**Problem details**
Nothing but the images should be left out when the entries are restated word for word.

**Source data**
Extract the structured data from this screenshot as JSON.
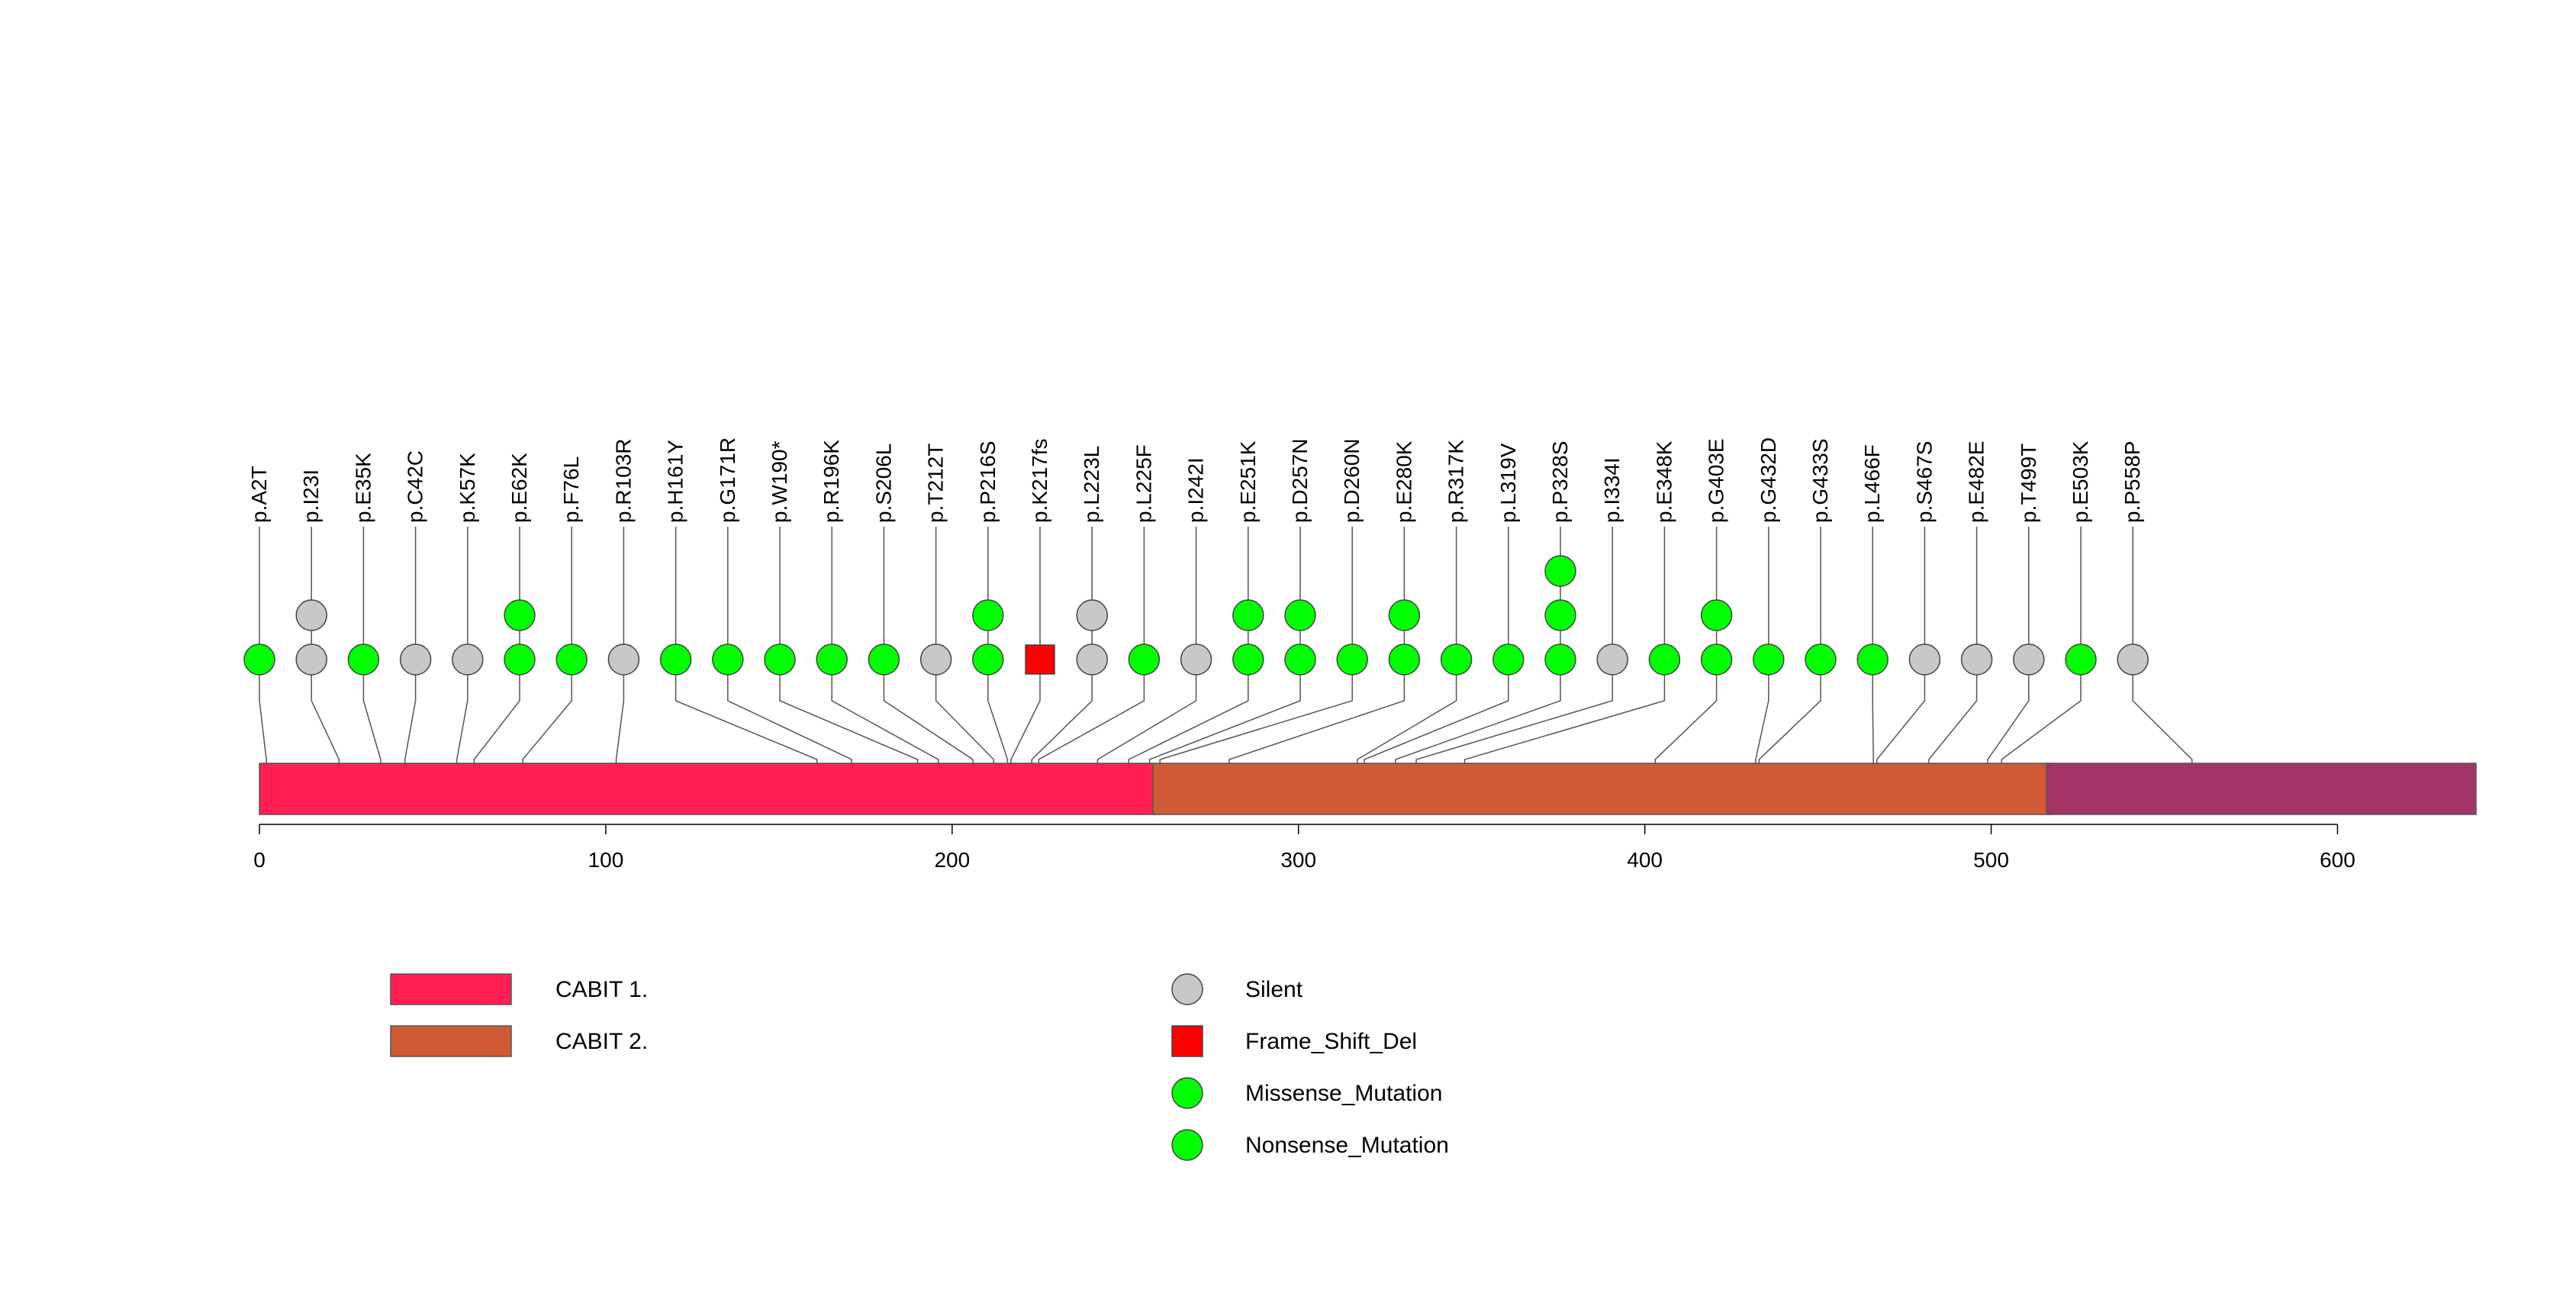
{
  "chart_data": {
    "type": "lollipop",
    "title": "",
    "xlabel": "",
    "ylabel": "",
    "protein_length": 640,
    "xlim": [
      0,
      640
    ],
    "xticks": [
      0,
      100,
      200,
      300,
      400,
      500,
      600
    ],
    "tick_labels": [
      "0",
      "100",
      "200",
      "300",
      "400",
      "500",
      "600"
    ],
    "domains": [
      {
        "name": "CABIT 1.",
        "start": 1,
        "end": 259,
        "color": "#FF1F52"
      },
      {
        "name": "CABIT 2.",
        "start": 259,
        "end": 517,
        "color": "#D05A35"
      },
      {
        "name": "",
        "start": 517,
        "end": 640,
        "color": "#A23566"
      }
    ],
    "mutation_types": [
      {
        "name": "Silent",
        "color": "#C8C8C8",
        "shape": "circle"
      },
      {
        "name": "Frame_Shift_Del",
        "color": "#FF0000",
        "shape": "square"
      },
      {
        "name": "Missense_Mutation",
        "color": "#00FF00",
        "shape": "circle"
      },
      {
        "name": "Nonsense_Mutation",
        "color": "#00FF00",
        "shape": "circle"
      }
    ],
    "legend": [
      {
        "label": "CABIT 1.",
        "color": "#FF1F52",
        "shape": "rect"
      },
      {
        "label": "CABIT 2.",
        "color": "#D05A35",
        "shape": "rect"
      },
      {
        "label": "Silent",
        "color": "#C8C8C8",
        "shape": "circle"
      },
      {
        "label": "Frame_Shift_Del",
        "color": "#FF0000",
        "shape": "square"
      },
      {
        "label": "Missense_Mutation",
        "color": "#00FF00",
        "shape": "circle"
      },
      {
        "label": "Nonsense_Mutation",
        "color": "#00FF00",
        "shape": "circle"
      }
    ],
    "mutations": [
      {
        "label": "p.A2T",
        "position": 2,
        "markers": [
          "Missense_Mutation"
        ]
      },
      {
        "label": "p.I23I",
        "position": 23,
        "markers": [
          "Silent",
          "Silent"
        ]
      },
      {
        "label": "p.E35K",
        "position": 35,
        "markers": [
          "Missense_Mutation"
        ]
      },
      {
        "label": "p.C42C",
        "position": 42,
        "markers": [
          "Silent"
        ]
      },
      {
        "label": "p.K57K",
        "position": 57,
        "markers": [
          "Silent"
        ]
      },
      {
        "label": "p.E62K",
        "position": 62,
        "markers": [
          "Missense_Mutation",
          "Missense_Mutation"
        ]
      },
      {
        "label": "p.F76L",
        "position": 76,
        "markers": [
          "Missense_Mutation"
        ]
      },
      {
        "label": "p.R103R",
        "position": 103,
        "markers": [
          "Silent"
        ]
      },
      {
        "label": "p.H161Y",
        "position": 161,
        "markers": [
          "Missense_Mutation"
        ]
      },
      {
        "label": "p.G171R",
        "position": 171,
        "markers": [
          "Missense_Mutation"
        ]
      },
      {
        "label": "p.W190*",
        "position": 190,
        "markers": [
          "Nonsense_Mutation"
        ]
      },
      {
        "label": "p.R196K",
        "position": 196,
        "markers": [
          "Missense_Mutation"
        ]
      },
      {
        "label": "p.S206L",
        "position": 206,
        "markers": [
          "Missense_Mutation"
        ]
      },
      {
        "label": "p.T212T",
        "position": 212,
        "markers": [
          "Silent"
        ]
      },
      {
        "label": "p.P216S",
        "position": 216,
        "markers": [
          "Missense_Mutation",
          "Missense_Mutation"
        ]
      },
      {
        "label": "p.K217fs",
        "position": 217,
        "markers": [
          "Frame_Shift_Del"
        ]
      },
      {
        "label": "p.L223L",
        "position": 223,
        "markers": [
          "Silent",
          "Silent"
        ]
      },
      {
        "label": "p.L225F",
        "position": 225,
        "markers": [
          "Missense_Mutation"
        ]
      },
      {
        "label": "p.I242I",
        "position": 242,
        "markers": [
          "Silent"
        ]
      },
      {
        "label": "p.E251K",
        "position": 251,
        "markers": [
          "Missense_Mutation",
          "Missense_Mutation"
        ]
      },
      {
        "label": "p.D257N",
        "position": 257,
        "markers": [
          "Missense_Mutation",
          "Missense_Mutation"
        ]
      },
      {
        "label": "p.D260N",
        "position": 260,
        "markers": [
          "Missense_Mutation"
        ]
      },
      {
        "label": "p.E280K",
        "position": 280,
        "markers": [
          "Missense_Mutation",
          "Missense_Mutation"
        ]
      },
      {
        "label": "p.R317K",
        "position": 317,
        "markers": [
          "Missense_Mutation"
        ]
      },
      {
        "label": "p.L319V",
        "position": 319,
        "markers": [
          "Missense_Mutation"
        ]
      },
      {
        "label": "p.P328S",
        "position": 328,
        "markers": [
          "Missense_Mutation",
          "Missense_Mutation",
          "Missense_Mutation"
        ]
      },
      {
        "label": "p.I334I",
        "position": 334,
        "markers": [
          "Silent"
        ]
      },
      {
        "label": "p.E348K",
        "position": 348,
        "markers": [
          "Missense_Mutation"
        ]
      },
      {
        "label": "p.G403E",
        "position": 403,
        "markers": [
          "Missense_Mutation",
          "Missense_Mutation"
        ]
      },
      {
        "label": "p.G432D",
        "position": 432,
        "markers": [
          "Missense_Mutation"
        ]
      },
      {
        "label": "p.G433S",
        "position": 433,
        "markers": [
          "Missense_Mutation"
        ]
      },
      {
        "label": "p.L466F",
        "position": 466,
        "markers": [
          "Missense_Mutation"
        ]
      },
      {
        "label": "p.S467S",
        "position": 467,
        "markers": [
          "Silent"
        ]
      },
      {
        "label": "p.E482E",
        "position": 482,
        "markers": [
          "Silent"
        ]
      },
      {
        "label": "p.T499T",
        "position": 499,
        "markers": [
          "Silent"
        ]
      },
      {
        "label": "p.E503K",
        "position": 503,
        "markers": [
          "Missense_Mutation"
        ]
      },
      {
        "label": "p.P558P",
        "position": 558,
        "markers": [
          "Silent"
        ]
      }
    ]
  }
}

**Answer space**
Extract the structured data from this screenshot as JSON.
{
  "chart_data": {
    "type": "lollipop",
    "title": "",
    "xlabel": "",
    "ylabel": "",
    "protein_length": 640,
    "xlim": [
      0,
      640
    ],
    "xticks": [
      0,
      100,
      200,
      300,
      400,
      500,
      600
    ],
    "tick_labels": [
      "0",
      "100",
      "200",
      "300",
      "400",
      "500",
      "600"
    ],
    "domains": [
      {
        "name": "CABIT 1.",
        "start": 1,
        "end": 259,
        "color": "#FF1F52"
      },
      {
        "name": "CABIT 2.",
        "start": 259,
        "end": 517,
        "color": "#D05A35"
      },
      {
        "name": "",
        "start": 517,
        "end": 640,
        "color": "#A23566"
      }
    ],
    "mutation_types": [
      {
        "name": "Silent",
        "color": "#C8C8C8",
        "shape": "circle"
      },
      {
        "name": "Frame_Shift_Del",
        "color": "#FF0000",
        "shape": "square"
      },
      {
        "name": "Missense_Mutation",
        "color": "#00FF00",
        "shape": "circle"
      },
      {
        "name": "Nonsense_Mutation",
        "color": "#00FF00",
        "shape": "circle"
      }
    ],
    "legend": [
      {
        "label": "CABIT 1.",
        "color": "#FF1F52",
        "shape": "rect"
      },
      {
        "label": "CABIT 2.",
        "color": "#D05A35",
        "shape": "rect"
      },
      {
        "label": "Silent",
        "color": "#C8C8C8",
        "shape": "circle"
      },
      {
        "label": "Frame_Shift_Del",
        "color": "#FF0000",
        "shape": "square"
      },
      {
        "label": "Missense_Mutation",
        "color": "#00FF00",
        "shape": "circle"
      },
      {
        "label": "Nonsense_Mutation",
        "color": "#00FF00",
        "shape": "circle"
      }
    ],
    "mutations": [
      {
        "label": "p.A2T",
        "position": 2,
        "markers": [
          "Missense_Mutation"
        ]
      },
      {
        "label": "p.I23I",
        "position": 23,
        "markers": [
          "Silent",
          "Silent"
        ]
      },
      {
        "label": "p.E35K",
        "position": 35,
        "markers": [
          "Missense_Mutation"
        ]
      },
      {
        "label": "p.C42C",
        "position": 42,
        "markers": [
          "Silent"
        ]
      },
      {
        "label": "p.K57K",
        "position": 57,
        "markers": [
          "Silent"
        ]
      },
      {
        "label": "p.E62K",
        "position": 62,
        "markers": [
          "Missense_Mutation",
          "Missense_Mutation"
        ]
      },
      {
        "label": "p.F76L",
        "position": 76,
        "markers": [
          "Missense_Mutation"
        ]
      },
      {
        "label": "p.R103R",
        "position": 103,
        "markers": [
          "Silent"
        ]
      },
      {
        "label": "p.H161Y",
        "position": 161,
        "markers": [
          "Missense_Mutation"
        ]
      },
      {
        "label": "p.G171R",
        "position": 171,
        "markers": [
          "Missense_Mutation"
        ]
      },
      {
        "label": "p.W190*",
        "position": 190,
        "markers": [
          "Nonsense_Mutation"
        ]
      },
      {
        "label": "p.R196K",
        "position": 196,
        "markers": [
          "Missense_Mutation"
        ]
      },
      {
        "label": "p.S206L",
        "position": 206,
        "markers": [
          "Missense_Mutation"
        ]
      },
      {
        "label": "p.T212T",
        "position": 212,
        "markers": [
          "Silent"
        ]
      },
      {
        "label": "p.P216S",
        "position": 216,
        "markers": [
          "Missense_Mutation",
          "Missense_Mutation"
        ]
      },
      {
        "label": "p.K217fs",
        "position": 217,
        "markers": [
          "Frame_Shift_Del"
        ]
      },
      {
        "label": "p.L223L",
        "position": 223,
        "markers": [
          "Silent",
          "Silent"
        ]
      },
      {
        "label": "p.L225F",
        "position": 225,
        "markers": [
          "Missense_Mutation"
        ]
      },
      {
        "label": "p.I242I",
        "position": 242,
        "markers": [
          "Silent"
        ]
      },
      {
        "label": "p.E251K",
        "position": 251,
        "markers": [
          "Missense_Mutation",
          "Missense_Mutation"
        ]
      },
      {
        "label": "p.D257N",
        "position": 257,
        "markers": [
          "Missense_Mutation",
          "Missense_Mutation"
        ]
      },
      {
        "label": "p.D260N",
        "position": 260,
        "markers": [
          "Missense_Mutation"
        ]
      },
      {
        "label": "p.E280K",
        "position": 280,
        "markers": [
          "Missense_Mutation",
          "Missense_Mutation"
        ]
      },
      {
        "label": "p.R317K",
        "position": 317,
        "markers": [
          "Missense_Mutation"
        ]
      },
      {
        "label": "p.L319V",
        "position": 319,
        "markers": [
          "Missense_Mutation"
        ]
      },
      {
        "label": "p.P328S",
        "position": 328,
        "markers": [
          "Missense_Mutation",
          "Missense_Mutation",
          "Missense_Mutation"
        ]
      },
      {
        "label": "p.I334I",
        "position": 334,
        "markers": [
          "Silent"
        ]
      },
      {
        "label": "p.E348K",
        "position": 348,
        "markers": [
          "Missense_Mutation"
        ]
      },
      {
        "label": "p.G403E",
        "position": 403,
        "markers": [
          "Missense_Mutation",
          "Missense_Mutation"
        ]
      },
      {
        "label": "p.G432D",
        "position": 432,
        "markers": [
          "Missense_Mutation"
        ]
      },
      {
        "label": "p.G433S",
        "position": 433,
        "markers": [
          "Missense_Mutation"
        ]
      },
      {
        "label": "p.L466F",
        "position": 466,
        "markers": [
          "Missense_Mutation"
        ]
      },
      {
        "label": "p.S467S",
        "position": 467,
        "markers": [
          "Silent"
        ]
      },
      {
        "label": "p.E482E",
        "position": 482,
        "markers": [
          "Silent"
        ]
      },
      {
        "label": "p.T499T",
        "position": 499,
        "markers": [
          "Silent"
        ]
      },
      {
        "label": "p.E503K",
        "position": 503,
        "markers": [
          "Missense_Mutation"
        ]
      },
      {
        "label": "p.P558P",
        "position": 558,
        "markers": [
          "Silent"
        ]
      }
    ]
  }
}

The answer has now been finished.